- **Instruction**
Copy out each line below that has the word "sostav" in it.
▬▬▬
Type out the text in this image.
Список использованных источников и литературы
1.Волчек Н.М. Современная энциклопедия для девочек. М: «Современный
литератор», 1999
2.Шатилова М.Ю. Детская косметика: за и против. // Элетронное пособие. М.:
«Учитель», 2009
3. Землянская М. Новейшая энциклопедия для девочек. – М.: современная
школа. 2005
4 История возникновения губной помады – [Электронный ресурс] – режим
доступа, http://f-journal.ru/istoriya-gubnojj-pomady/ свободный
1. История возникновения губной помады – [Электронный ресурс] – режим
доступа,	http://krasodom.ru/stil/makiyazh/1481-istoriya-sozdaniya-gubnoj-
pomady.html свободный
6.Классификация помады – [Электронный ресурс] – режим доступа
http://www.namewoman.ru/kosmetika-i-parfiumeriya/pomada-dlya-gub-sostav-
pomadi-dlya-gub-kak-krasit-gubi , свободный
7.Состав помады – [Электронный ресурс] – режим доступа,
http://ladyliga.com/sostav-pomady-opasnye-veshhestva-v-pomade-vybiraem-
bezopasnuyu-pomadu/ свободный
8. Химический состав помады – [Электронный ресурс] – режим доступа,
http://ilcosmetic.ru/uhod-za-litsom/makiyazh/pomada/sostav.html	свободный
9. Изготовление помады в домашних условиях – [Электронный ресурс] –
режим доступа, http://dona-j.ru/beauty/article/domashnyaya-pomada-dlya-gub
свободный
▬▬▬
- **Written response**
http://www.namewoman.ru/kosmetika-i-parfiumeriya/pomada-dlya-gub-sostav-
http://ladyliga.com/sostav-pomady-opasnye-veshhestva-v-pomade-vybiraem-
http://ilcosmetic.ru/uhod-za-litsom/makiyazh/pomada/sostav.html	свободный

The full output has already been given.